## PROVIDED PASSAGE
Micro-Raman imaging of Martian Shergottite NWA13367

The information about the geological history of Mars is contained and codified into the minerals forming the Martian rocks and derived meteorites. Therefore, to understand the physical and chemical processes which occurred on Mars it is necessary to study the mineralogy of its rocks. In this work, we present the results of an in-depth μ-Raman imaging of the Martian shergottite NWA13367. The meteorite was recently discovered and so far, only a preliminary and partial characterization is available [Gattacceca et al. 2021]. We worked on an unpolished 1 mm-thick slab with an exposed area of a few square centimeters. On the sample’s surface, we defined several regions of interest (ROIs). We used Raman spectroscopy to identify the mineral phases and map their distribution in the selected ROIs. The identified phases can be subdivided into: 1) primary minerals, 2) shock-induced phases and 3) secondary minerals. Primary minerals are the most abundant phases in the meteorite where we identified olivine, clinopyroxene, and orthopyroxene. Other primary minerals present in much smaller quantities are chromite and merrillite. The only observed shock-induced phase is maskelynite while calcite represents the secondary minerals. The textural relationships and the distribution of the minerals revealed by our spectral imaging allow us to identify the main processes underwent by the meteorite. The carbonate identified in the sample is present as veins and plagues often found at the boundaries between grains and fractures (Fig. 1) which is consistent with a secondary, terrestrial, origin.

## DATA PROVIDED

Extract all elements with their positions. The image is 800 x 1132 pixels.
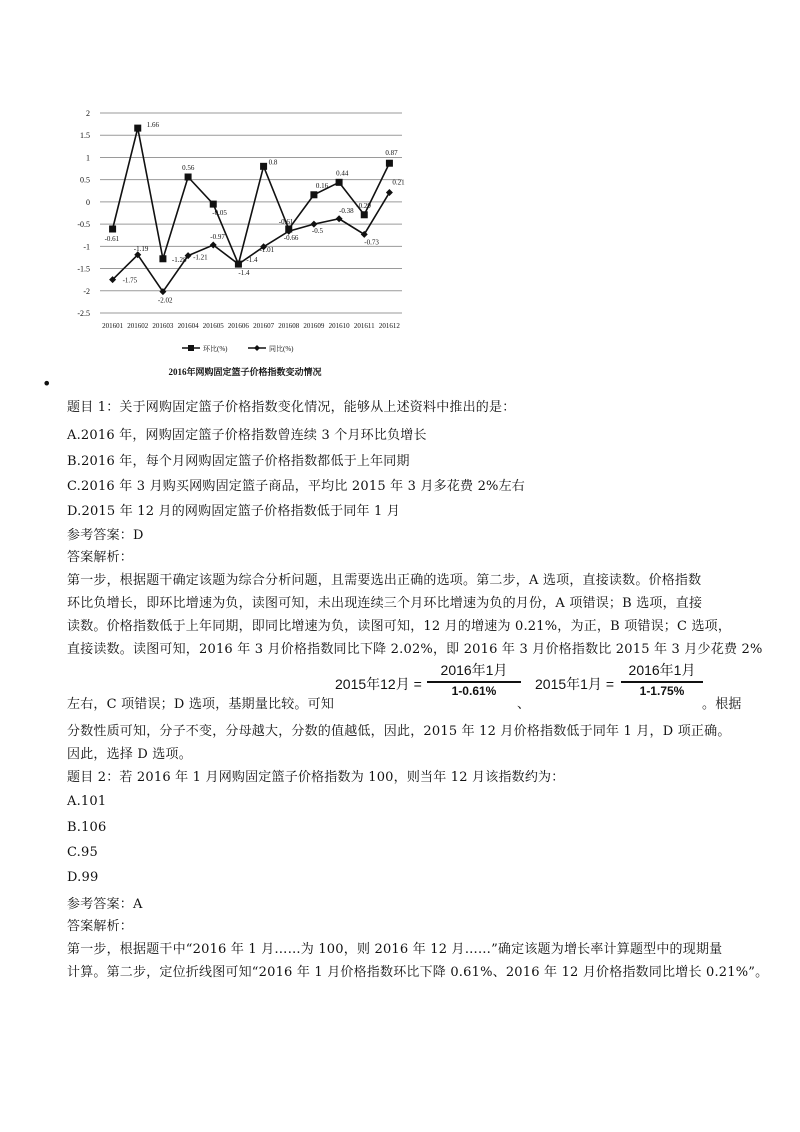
q1-analysis-line: 。根据 (702, 697, 742, 712)
marker-square (210, 201, 217, 208)
data-label-yoy: -0.97 (210, 233, 225, 241)
q1-analysis-line: 读数。价格指数低于上年同期，即同比增速为负，读图可知，12 月的增速为 0.21%，为正，B 项错误；C 选项， (67, 619, 732, 634)
marker-square (109, 226, 116, 233)
legend-marker-square (188, 345, 194, 351)
marker-diamond (386, 189, 393, 196)
x-tick-label: 201603 (152, 322, 174, 330)
data-label-yoy: -1.75 (122, 276, 138, 285)
q1-answer: 参考答案：D (67, 528, 144, 543)
q2-analysis-line: 计算。第二步，定位折线图可知“2016 年 1 月价格指数环比下降 0.61%、2016 年 12 月价格指数同比增长 0.21%”。 (67, 965, 769, 980)
formula-separator: 、 (517, 697, 531, 712)
formula-jan-2015: 2015年1月 = 2016年1月 1-1.75% (535, 660, 705, 710)
marker-square (310, 191, 317, 198)
x-tick-label: 201610 (328, 322, 350, 330)
q1-analysis-line: 左右，C 项错误；D 选项，基期量比较。可知 (67, 697, 335, 712)
marker-square (235, 261, 242, 268)
x-tick-label: 201607 (253, 322, 275, 330)
y-tick-label: -1.5 (77, 264, 90, 274)
q1-analysis-line: 第一步，根据题干确定该题为综合分析问题，且需要选出正确的选项。第二步，A 选项，直接读数。价格指数 (67, 573, 702, 588)
data-label-yoy: -1.01 (259, 245, 275, 254)
q1-option-c: C.2016 年 3 月购买网购固定篮子商品，平均比 2015 年 3 月多花费 2%左右 (67, 479, 526, 494)
chart-legend (182, 344, 294, 353)
q1-analysis-line: 环比负增长，即环比增速为负，读图可知，未出现连续三个月环比增速为负的月份，A 项错误；B 选项，直接 (67, 596, 703, 611)
data-label-mom: 0.87 (385, 149, 398, 158)
legend-marker-diamond (254, 345, 260, 351)
series-line-mom (113, 128, 390, 264)
legend-label-yoy: 同比(%) (269, 345, 294, 353)
y-tick-label: 0.5 (80, 175, 90, 185)
data-label-mom: -0.29 (356, 201, 371, 210)
x-tick-label: 201611 (353, 322, 375, 330)
data-label-yoy: -0.38 (339, 206, 354, 215)
marker-square (336, 179, 343, 186)
q1-analysis-label: 答案解析： (67, 550, 134, 565)
marker-square (361, 211, 368, 218)
marker-square (285, 226, 292, 233)
q1-analysis-line: 直接读数。读图可知，2016 年 3 月价格指数同比下降 2.02%，即 2016 年 3 月价格指数比 2015 年 3 月少花费 2% (67, 642, 763, 657)
data-label-mom: 0.16 (315, 181, 329, 190)
data-label-mom: 0.44 (336, 169, 349, 178)
data-label-yoy: -0.5 (311, 227, 324, 236)
marker-square (386, 160, 393, 167)
y-tick-label: 1.5 (80, 131, 90, 141)
data-label-yoy: 0.21 (392, 178, 405, 187)
y-tick-label: -1 (83, 242, 90, 252)
q1-analysis-line: 因此，选择 D 选项。 (67, 747, 192, 762)
x-tick-label: 201601 (102, 322, 124, 330)
bullet-icon: • (42, 374, 52, 393)
data-label-yoy: -0.73 (364, 238, 379, 247)
data-label-mom: -0.05 (212, 209, 227, 218)
formula-dec-2015: 2015年12月 = 2016年1月 1-0.61% (335, 660, 525, 710)
data-label-mom: 0.8 (268, 158, 278, 167)
q2-answer: 参考答案：A (67, 897, 143, 912)
y-tick-label: 1 (86, 153, 90, 163)
q2-option-a: A.101 (67, 794, 107, 809)
y-tick-label: -2.5 (77, 309, 90, 318)
data-label-yoy: -1.4 (238, 269, 250, 278)
y-tick-label: -0.5 (77, 220, 90, 230)
q2-option-b: B.106 (67, 820, 107, 835)
marker-square (260, 163, 267, 170)
y-tick-labels (77, 109, 90, 318)
x-tick-label: 201606 (227, 322, 249, 330)
q2-option-d: D.99 (67, 870, 99, 885)
y-tick-label: -2 (83, 286, 90, 296)
legend-label-mom: 环比(%) (203, 345, 228, 353)
x-tick-label: 201612 (378, 322, 400, 330)
marker-square (159, 255, 166, 262)
q1-option-b: B.2016 年，每个月网购固定篮子价格指数都低于上年同期 (67, 454, 410, 469)
data-label-yoy: -2.02 (157, 296, 173, 305)
y-tick-label: 2 (86, 109, 90, 118)
q1-option-d: D.2015 年 12 月的网购固定篮子价格指数低于同年 1 月 (67, 504, 401, 519)
data-label-yoy: -1.21 (193, 253, 208, 262)
x-tick-label: 201604 (177, 322, 199, 330)
marker-square (134, 125, 141, 132)
q2-analysis-label: 答案解析： (67, 919, 134, 934)
q2-title: 题目 2：若 2016 年 1 月网购固定篮子价格指数为 100，则当年 12 月该指数约为： (67, 770, 565, 785)
x-tick-label: 201602 (127, 322, 149, 330)
y-tick-label: 0 (86, 197, 90, 207)
data-label-yoy: -0.66 (283, 234, 299, 243)
line-chart (60, 95, 420, 380)
data-label-mom: -0.61 (278, 218, 294, 226)
data-label-mom: -1.4 (246, 256, 258, 265)
x-tick-label: 201608 (278, 322, 300, 330)
data-label-yoy: -1.19 (133, 244, 149, 253)
q1-title: 题目 1：关于网购固定篮子价格指数变化情况，能够从上述资料中推出的是： (67, 400, 516, 415)
q2-analysis-line: 第一步，根据题干中“2016 年 1 月……为 100，则 2016 年 12 月……”确定该题为增长率计算题型中的现期量 (67, 942, 723, 957)
data-label-mom: 1.66 (146, 121, 159, 130)
chart-title: 2016年网购固定篮子价格指数变动情况 (168, 367, 322, 377)
q1-analysis-line: 分数性质可知，分子不变，分母越大，分数的值越低，因此，2015 年 12 月价格指数低于同年 1 月，D 项正确。 (67, 724, 731, 739)
x-tick-labels (102, 322, 400, 330)
data-label-mom: -0.61 (104, 235, 120, 243)
data-labels (105, 121, 406, 305)
marker-square (185, 174, 192, 181)
x-tick-label: 201605 (202, 322, 224, 330)
data-label-mom: 0.56 (182, 164, 195, 172)
x-tick-label: 201609 (303, 322, 325, 330)
data-label-mom: -1.28 (171, 255, 187, 264)
q1-option-a: A.2016 年，网购固定篮子价格指数曾连续 3 个月环比负增长 (67, 428, 427, 443)
q2-option-c: C.95 (67, 845, 98, 860)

## SET PROBLEM A
According to the passage on Martian shergottite NWA13367, what is the only shock-induced phase observed?
## SET PROBLEM B
Summarize the passage on Martian shergottite NWA13367 in two sentences.

## RIGHT ANSWER A
Maskelynite.

## RIGHT ANSWER B
Micro-Raman imaging of regions of interest on an unpolished 1 mm-thick slab of the Martian shergottite NWA13367 was used to identify its mineral phases and map their distribution. The phases fall into primary minerals (mainly olivine, clinopyroxene and orthopyroxene, with minor chromite and merrillite), the shock-induced phase maskelynite, and secondary calcite, whose occurrence as veins at grain boundaries and fractures is consistent with a terrestrial origin.